* [TASK DIRECTIONS]:
Filter the entries, keeping every line with the word "frac".

▼

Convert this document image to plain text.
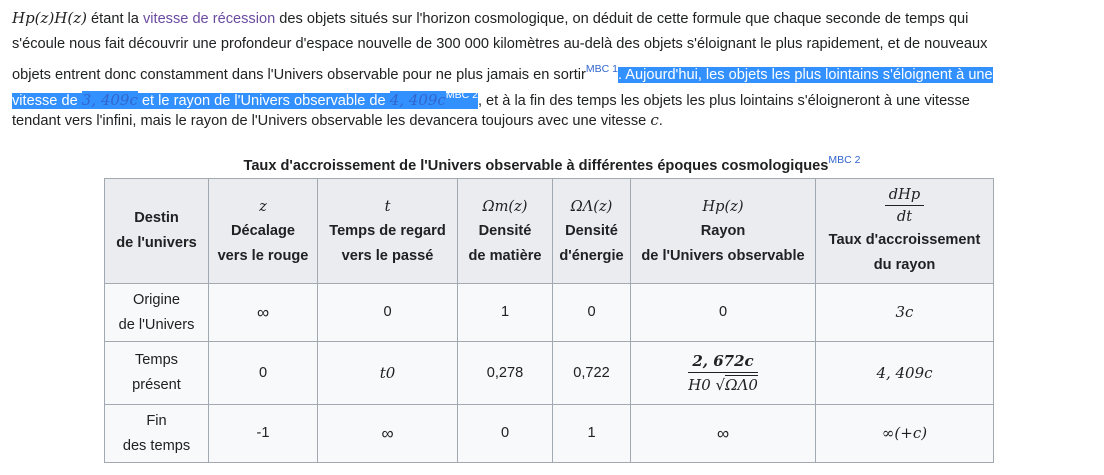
Hp(z)H(z) étant la vitesse de récession des objets situés sur l'horizon cosmologique, on déduit de cette formule que chaque seconde de temps qui
s'écoule nous fait découvrir une profondeur d'espace nouvelle de 300 000 kilomètres au-delà des objets s'éloignant le plus rapidement, et de nouveaux
objets entrent donc constamment dans l'Univers observable pour ne plus jamais en sortir$^{MBC 1}$. Aujourd'hui, les objets les plus lointains s'éloignent à une
vitesse de 3, 409c et le rayon de l'Univers observable de 4, 409c$^{MBC 2}$, et à la fin des temps les objets les plus lointains s'éloigneront à une vitesse
tendant vers l'infini, mais le rayon de l'Univers observable les devancera toujours avec une vitesse c.
Taux d'accroissement de l'Univers observable à différentes époques cosmologiques$^{MBC 2}$
Destin
de l'univers	z
Décalage
vers le rouge	t
Temps de regard
vers le passé	Ωm(z)
Densité
de matière	ΩΛ(z)
Densité
d'énergie	Hp(z)
Rayon
de l'Univers observable	$\frac{\text{dHp}}{dt}$
Taux d'accroissement
du rayon

Origine
de l'Univers	∞	0	1	0	0	3c

Temps
présent	0	t0	0,278	0,722	$\frac{2, 672c}{H0 √\Omega\Lambda 0}$	4, 409c

Fin
des temps	-1	∞	0	1	∞	∞(+c)
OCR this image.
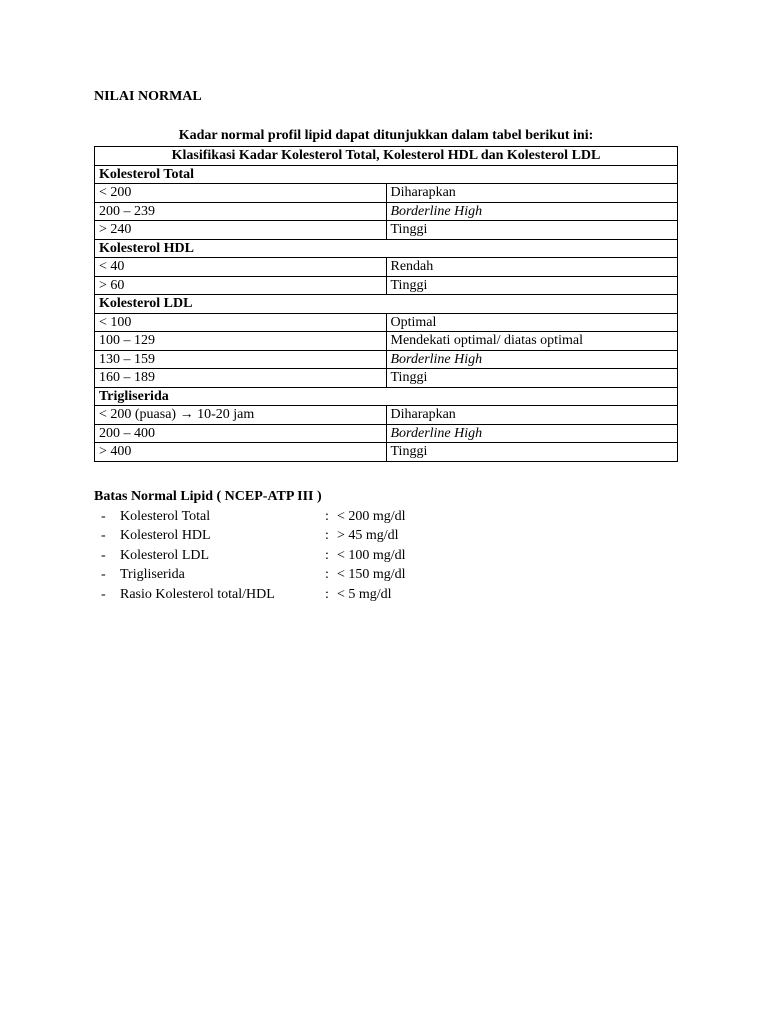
NILAI NORMAL

Kadar normal profil lipid dapat ditunjukkan dalam tabel berikut ini:

Klasifikasi Kadar Kolesterol Total, Kolesterol HDL dan Kolesterol LDL	
Kolesterol Total	
< 200	Diharapkan
200 – 239	Borderline High
> 240	Tinggi
Kolesterol HDL	
< 40	Rendah
> 60	Tinggi
Kolesterol LDL	
< 100	Optimal
100 – 129	Mendekati optimal/ diatas optimal
130 – 159	Borderline High
160 – 189	Tinggi
Trigliserida	
< 200 (puasa) → 10-20 jam	Diharapkan
200 – 400	Borderline High
> 400	Tinggi

Batas Normal Lipid ( NCEP-ATP III )

- Kolesterol Total	: < 200 mg/dl
- Kolesterol HDL	: > 45 mg/dl
- Kolesterol LDL	: < 100 mg/dl
- Trigliserida	: < 150 mg/dl
- Rasio Kolesterol total/HDL	: < 5 mg/dl
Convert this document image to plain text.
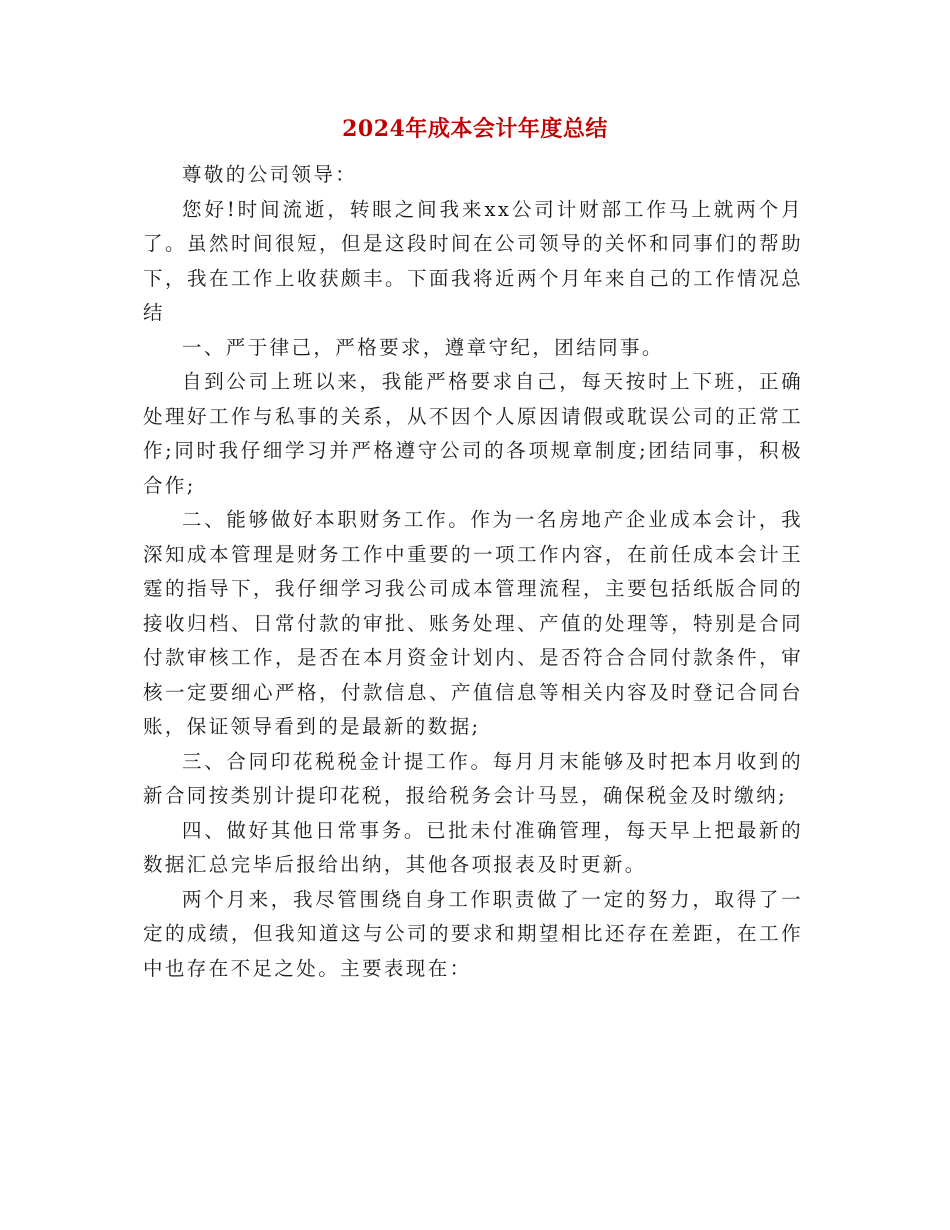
2024年成本会计年度总结

尊敬的公司领导：

您好!时间流逝，转眼之间我来xx公司计财部工作马上就两个月了。虽然时间很短，但是这段时间在公司领导的关怀和同事们的帮助下，我在工作上收获颇丰。下面我将近两个月年来自己的工作情况总结

一、严于律己，严格要求，遵章守纪，团结同事。

自到公司上班以来，我能严格要求自己，每天按时上下班，正确处理好工作与私事的关系，从不因个人原因请假或耽误公司的正常工作;同时我仔细学习并严格遵守公司的各项规章制度;团结同事，积极合作;

二、能够做好本职财务工作。作为一名房地产企业成本会计，我深知成本管理是财务工作中重要的一项工作内容，在前任成本会计王霆的指导下，我仔细学习我公司成本管理流程，主要包括纸版合同的接收归档、日常付款的审批、账务处理、产值的处理等，特别是合同付款审核工作，是否在本月资金计划内、是否符合合同付款条件，审核一定要细心严格，付款信息、产值信息等相关内容及时登记合同台账，保证领导看到的是最新的数据;

三、合同印花税税金计提工作。每月月末能够及时把本月收到的新合同按类别计提印花税，报给税务会计马昱，确保税金及时缴纳;

四、做好其他日常事务。已批未付准确管理，每天早上把最新的数据汇总完毕后报给出纳，其他各项报表及时更新。

两个月来，我尽管围绕自身工作职责做了一定的努力，取得了一定的成绩，但我知道这与公司的要求和期望相比还存在差距，在工作中也存在不足之处。主要表现在：
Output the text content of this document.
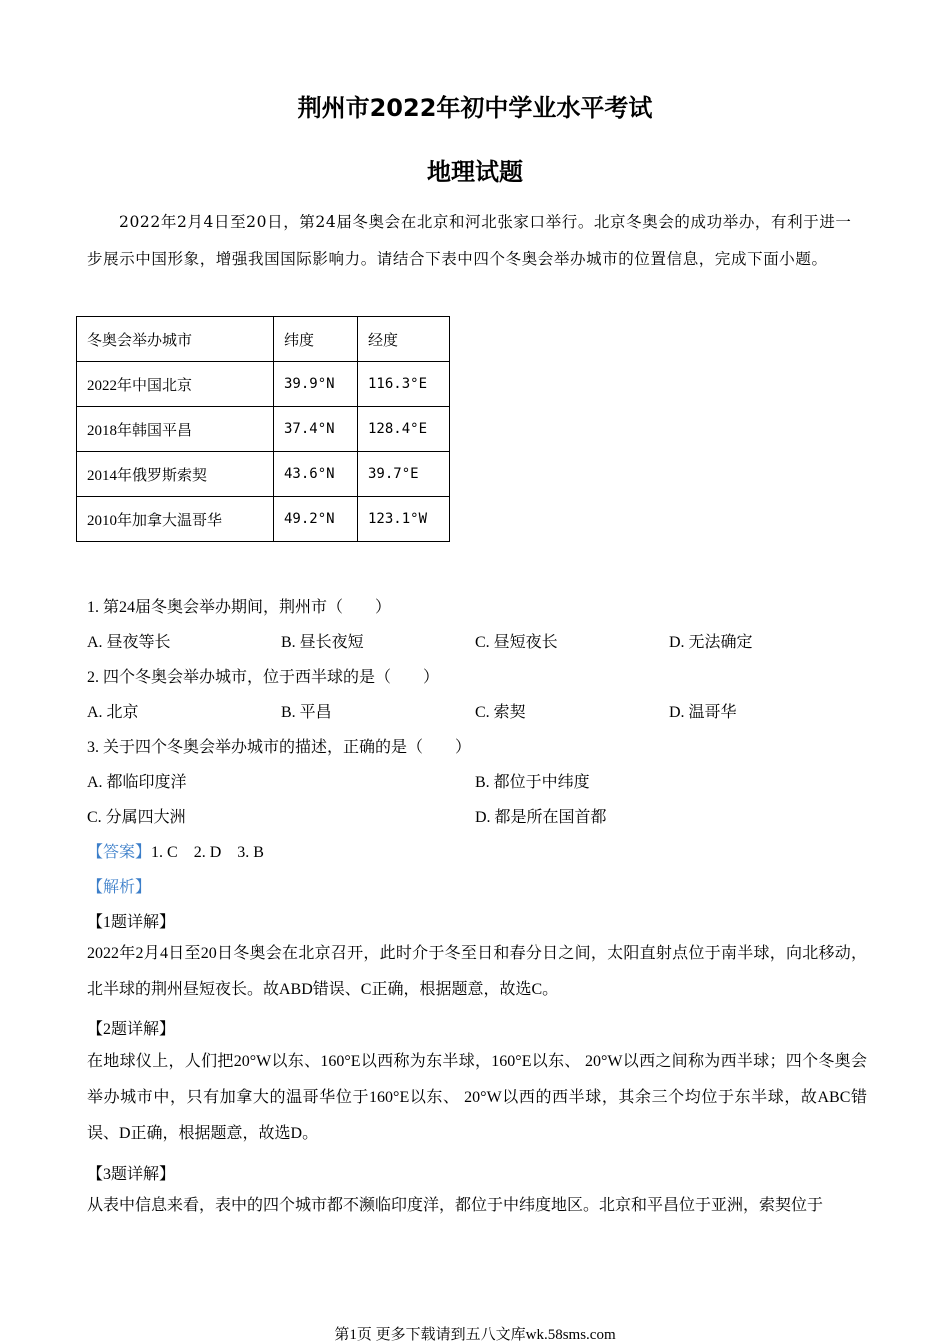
荆州市2022年初中学业水平考试
地理试题

2022年2月4日至20日，第24届冬奥会在北京和河北张家口举行。北京冬奥会的成功举办，有利于进一步展示中国形象，增强我国国际影响力。请结合下表中四个冬奥会举办城市的位置信息，完成下面小题。

冬奥会举办城市	纬度	经度
2022年中国北京	39.9°N	116.3°E
2018年韩国平昌	37.4°N	128.4°E
2014年俄罗斯索契	43.6°N	39.7°E
2010年加拿大温哥华	49.2°N	123.1°W
1. 第24届冬奥会举办期间，荆州市（　　）
A. 昼夜等长	B. 昼长夜短	C. 昼短夜长	D. 无法确定
2. 四个冬奥会举办城市，位于西半球的是（　　）
A. 北京	B. 平昌	C. 索契	D. 温哥华
3. 关于四个冬奥会举办城市的描述，正确的是（　　）
A. 都临印度洋	B. 都位于中纬度
C. 分属四大洲	D. 都是所在国首都
【答案】1. C　2. D　3. B
【解析】
【1题详解】

2022年2月4日至20日冬奥会在北京召开，此时介于冬至日和春分日之间，太阳直射点位于南半球，向北移动，北半球的荆州昼短夜长。故ABD错误、C正确，根据题意，故选C。

【2题详解】

在地球仪上，人们把20°W以东、160°E以西称为东半球，160°E以东、 20°W以西之间称为西半球；四个冬奥会举办城市中，只有加拿大的温哥华位于160°E以东、 20°W以西的西半球，其余三个均位于东半球，故ABC错误、D正确，根据题意，故选D。

【3题详解】

从表中信息来看，表中的四个城市都不濒临印度洋，都位于中纬度地区。北京和平昌位于亚洲，索契位于

第1页 更多下载请到五八文库wk.58sms.com
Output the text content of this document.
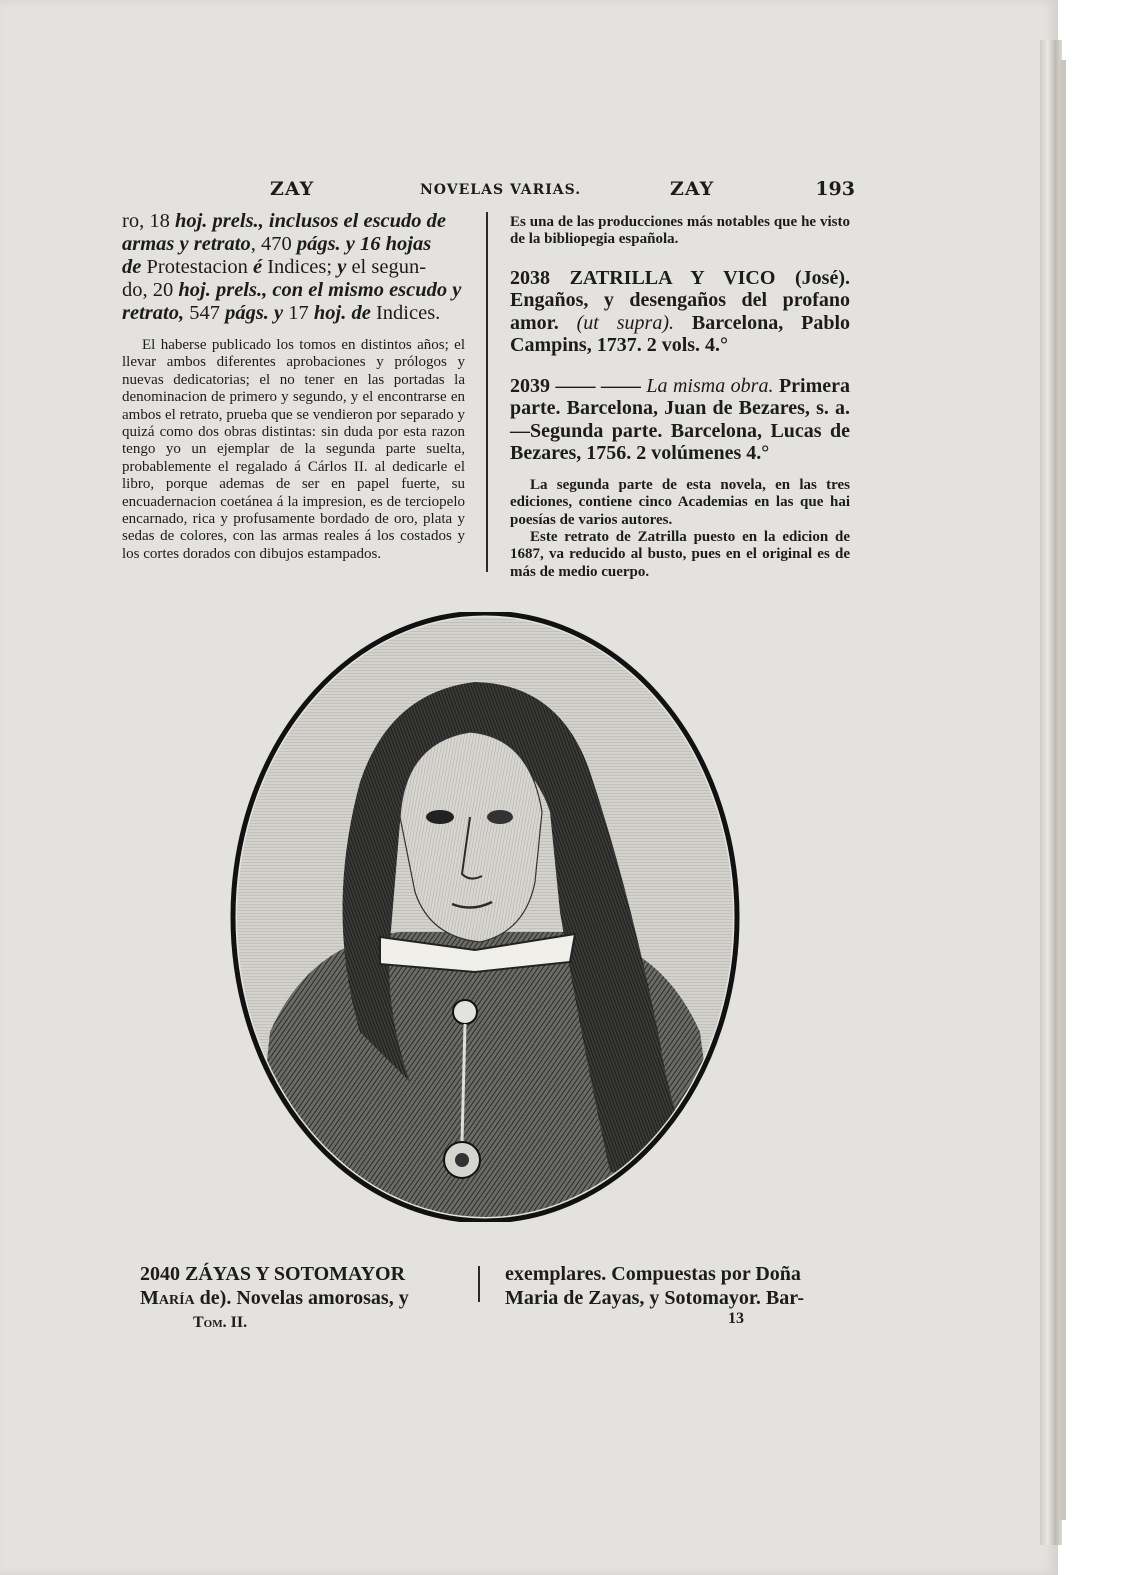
ZAY	NOVELAS VARIAS.	ZAY	193

ro, 18 hoj. prels., inclusos el escudo de

armas y retrato, 470 págs. y 16 hojas

de Protestacion é Indices; y el segun-

do, 20 hoj. prels., con el mismo escudo y

retrato, 547 págs. y 17 hoj. de Indices.

El haberse publicado los tomos en distintos años; el llevar ambos diferentes aprobaciones y prólogos y nuevas dedicatorias; el no tener en las portadas la denominacion de primero y segundo, y el encontrarse en ambos el retrato, prueba que se vendieron por separado y quizá como dos obras distintas: sin duda por esta razon tengo yo un ejemplar de la segunda parte suelta, probablemente el regalado á Cárlos II. al dedicarle el libro, porque ademas de ser en papel fuerte, su encuadernacion coetánea á la impresion, es de terciopelo encarnado, rica y profusamente bordado de oro, plata y sedas de colores, con las armas reales á los costados y los cortes dorados con dibujos estampados.

Es una de las producciones más notables que he visto de la bibliopegia española.

2038 ZATRILLA Y VICO (José). Engaños, y desengaños del profano amor. (ut supra). Barcelona, Pablo Campins, 1737. 2 vols. 4.°

2039 —— —— La misma obra. Primera parte. Barcelona, Juan de Bezares, s. a.—Segunda parte. Barcelona, Lucas de Bezares, 1756. 2 volúmenes 4.°

La segunda parte de esta novela, en las tres ediciones, contiene cinco Academias en las que hai poesías de varios autores.

Este retrato de Zatrilla puesto en la edicion de 1687, va reducido al busto, pues en el original es de más de medio cuerpo.

2040 ZÁYAS Y SOTOMAYOR

María de). Novelas amorosas, y

exemplares. Compuestas por Doña

Maria de Zayas, y Sotomayor. Bar-

Tom. II.	13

▲

* [COMPLETE RESPONSE]:
de l'Univers observable	$\frac{\text{dHp}}{dt}$
présent	0	t0	0,278	0,722	$\frac{2, 672c}{H0 √\Omega\Lambda 0}$	4, 409c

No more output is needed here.